| Short exercise |
Wherever the word "data" shows up in a line, please copy that line.

——

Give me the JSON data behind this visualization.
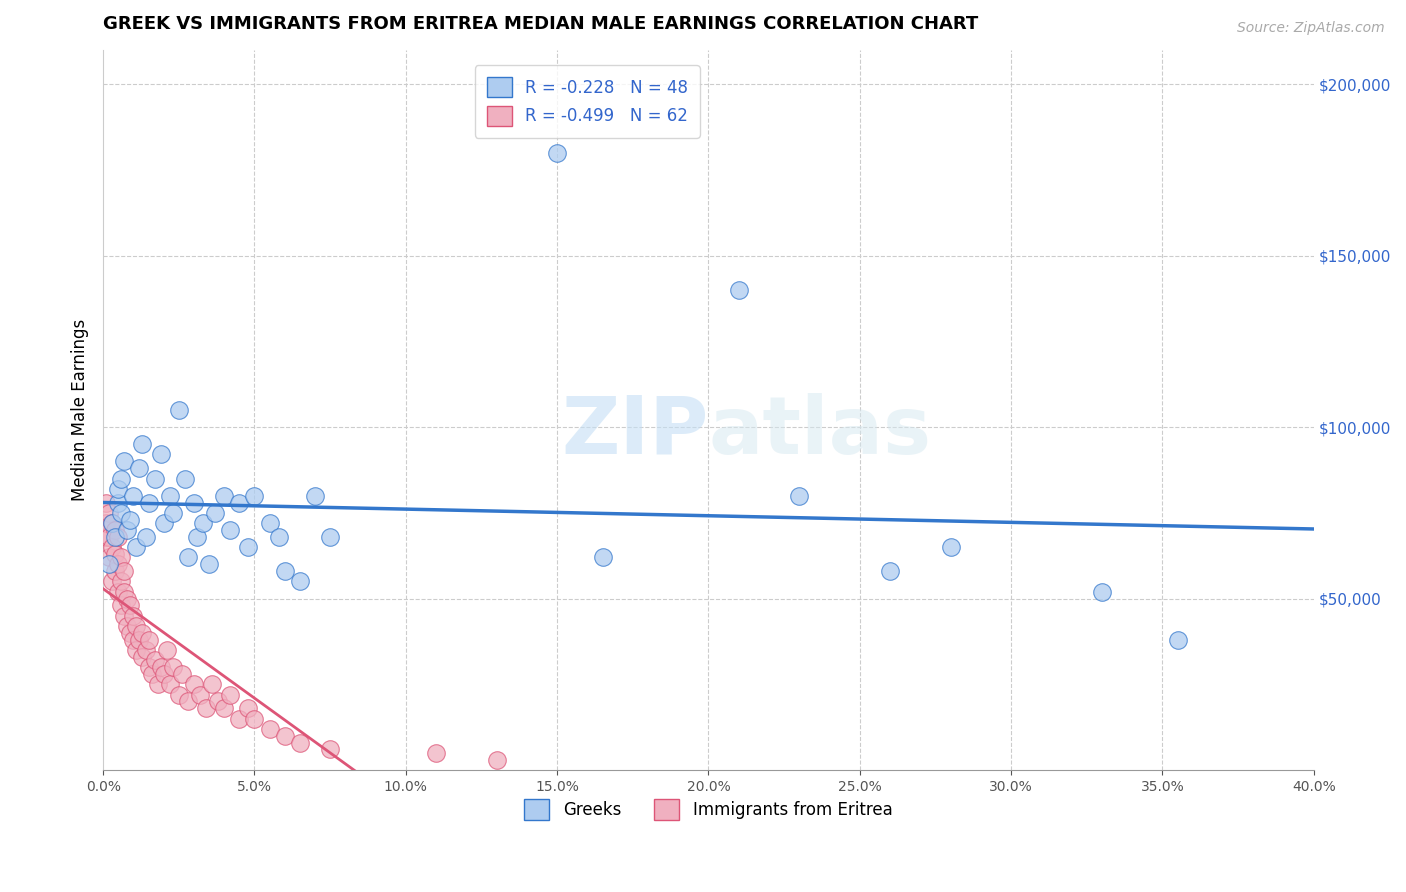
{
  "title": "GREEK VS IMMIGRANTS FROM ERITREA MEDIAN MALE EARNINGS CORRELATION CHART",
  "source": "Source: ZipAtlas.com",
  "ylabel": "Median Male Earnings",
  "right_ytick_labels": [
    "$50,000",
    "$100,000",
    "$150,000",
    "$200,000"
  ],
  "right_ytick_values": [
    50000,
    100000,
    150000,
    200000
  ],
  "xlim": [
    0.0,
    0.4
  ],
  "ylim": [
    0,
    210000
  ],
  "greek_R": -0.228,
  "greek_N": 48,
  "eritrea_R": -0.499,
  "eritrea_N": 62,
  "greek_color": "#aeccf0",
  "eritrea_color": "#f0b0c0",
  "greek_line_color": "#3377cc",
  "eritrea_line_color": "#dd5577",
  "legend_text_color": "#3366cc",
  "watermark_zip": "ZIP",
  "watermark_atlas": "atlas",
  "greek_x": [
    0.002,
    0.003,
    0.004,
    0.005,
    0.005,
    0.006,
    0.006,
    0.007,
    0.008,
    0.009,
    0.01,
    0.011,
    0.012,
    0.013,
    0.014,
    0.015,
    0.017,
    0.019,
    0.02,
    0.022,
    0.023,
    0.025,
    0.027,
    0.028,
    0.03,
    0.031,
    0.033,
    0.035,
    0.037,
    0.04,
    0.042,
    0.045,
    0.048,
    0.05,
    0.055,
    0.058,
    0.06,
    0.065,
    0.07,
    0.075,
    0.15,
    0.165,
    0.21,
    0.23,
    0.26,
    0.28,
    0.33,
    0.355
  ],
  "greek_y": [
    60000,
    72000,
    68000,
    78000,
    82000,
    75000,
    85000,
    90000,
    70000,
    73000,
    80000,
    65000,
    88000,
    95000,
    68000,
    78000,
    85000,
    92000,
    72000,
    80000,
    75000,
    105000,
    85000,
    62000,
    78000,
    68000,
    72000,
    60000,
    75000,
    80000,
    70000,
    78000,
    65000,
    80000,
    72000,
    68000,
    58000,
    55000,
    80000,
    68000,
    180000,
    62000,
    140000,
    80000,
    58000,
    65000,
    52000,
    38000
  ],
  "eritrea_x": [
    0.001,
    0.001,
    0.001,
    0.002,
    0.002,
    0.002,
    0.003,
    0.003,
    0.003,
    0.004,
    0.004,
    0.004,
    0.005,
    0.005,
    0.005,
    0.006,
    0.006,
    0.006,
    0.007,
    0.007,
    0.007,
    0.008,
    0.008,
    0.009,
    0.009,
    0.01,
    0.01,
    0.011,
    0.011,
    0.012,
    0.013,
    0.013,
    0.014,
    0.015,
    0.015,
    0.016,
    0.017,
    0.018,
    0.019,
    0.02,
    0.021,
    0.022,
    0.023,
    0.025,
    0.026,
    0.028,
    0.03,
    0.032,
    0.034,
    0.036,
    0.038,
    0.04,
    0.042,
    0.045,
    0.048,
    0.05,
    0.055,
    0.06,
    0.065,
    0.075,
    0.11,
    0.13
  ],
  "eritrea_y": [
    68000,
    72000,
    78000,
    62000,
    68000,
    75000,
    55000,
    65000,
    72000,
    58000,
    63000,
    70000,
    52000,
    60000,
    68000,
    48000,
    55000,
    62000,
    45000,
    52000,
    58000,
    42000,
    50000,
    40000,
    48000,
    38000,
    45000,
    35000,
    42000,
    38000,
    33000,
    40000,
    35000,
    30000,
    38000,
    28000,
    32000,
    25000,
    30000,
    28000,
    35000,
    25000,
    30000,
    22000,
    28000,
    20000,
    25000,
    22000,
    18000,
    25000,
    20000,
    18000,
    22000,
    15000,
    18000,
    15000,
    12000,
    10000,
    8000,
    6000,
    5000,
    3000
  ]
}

——

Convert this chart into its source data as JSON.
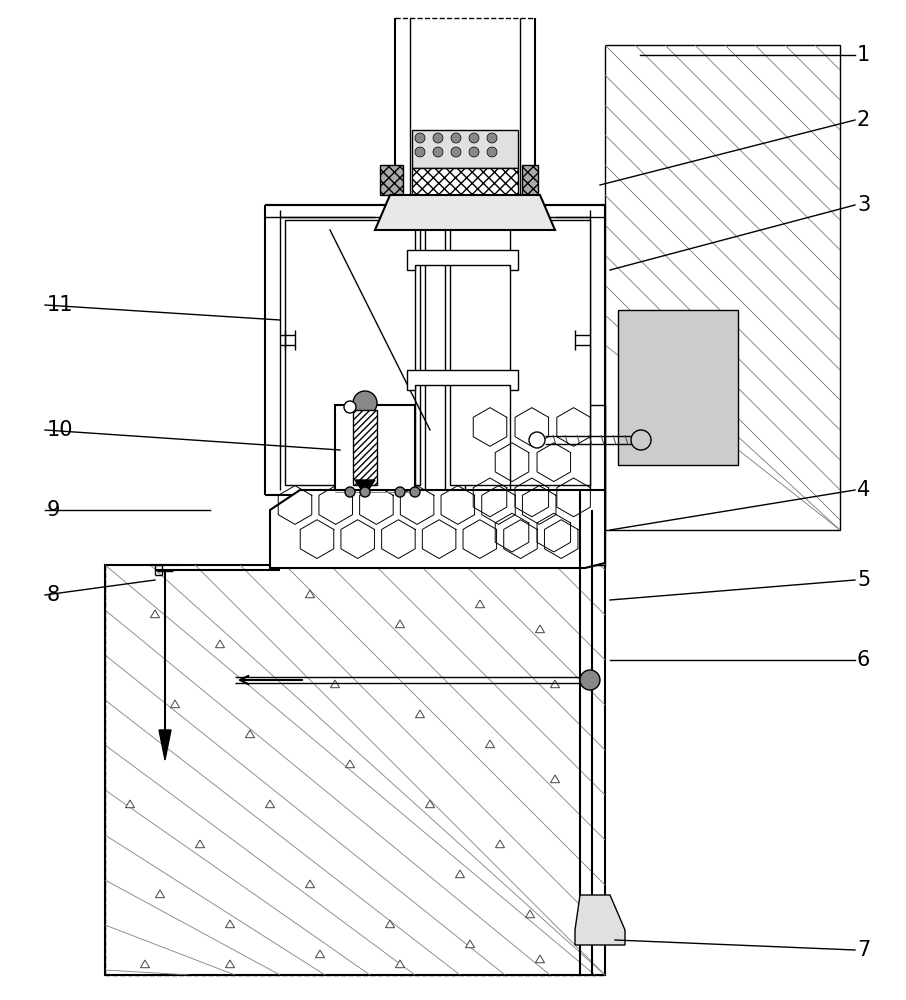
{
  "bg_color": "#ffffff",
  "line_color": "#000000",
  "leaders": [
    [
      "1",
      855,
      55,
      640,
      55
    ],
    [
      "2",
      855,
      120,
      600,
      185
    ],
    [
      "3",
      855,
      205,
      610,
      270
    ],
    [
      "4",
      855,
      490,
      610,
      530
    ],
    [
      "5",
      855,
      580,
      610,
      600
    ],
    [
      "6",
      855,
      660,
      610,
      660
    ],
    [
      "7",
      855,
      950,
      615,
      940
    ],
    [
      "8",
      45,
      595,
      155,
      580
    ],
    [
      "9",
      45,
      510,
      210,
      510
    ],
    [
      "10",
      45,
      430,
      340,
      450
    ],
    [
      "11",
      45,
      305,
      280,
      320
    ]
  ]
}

——

| Reply to the task |
Give me the JSON data behind this visualization.
Convert this chart into its source data as JSON.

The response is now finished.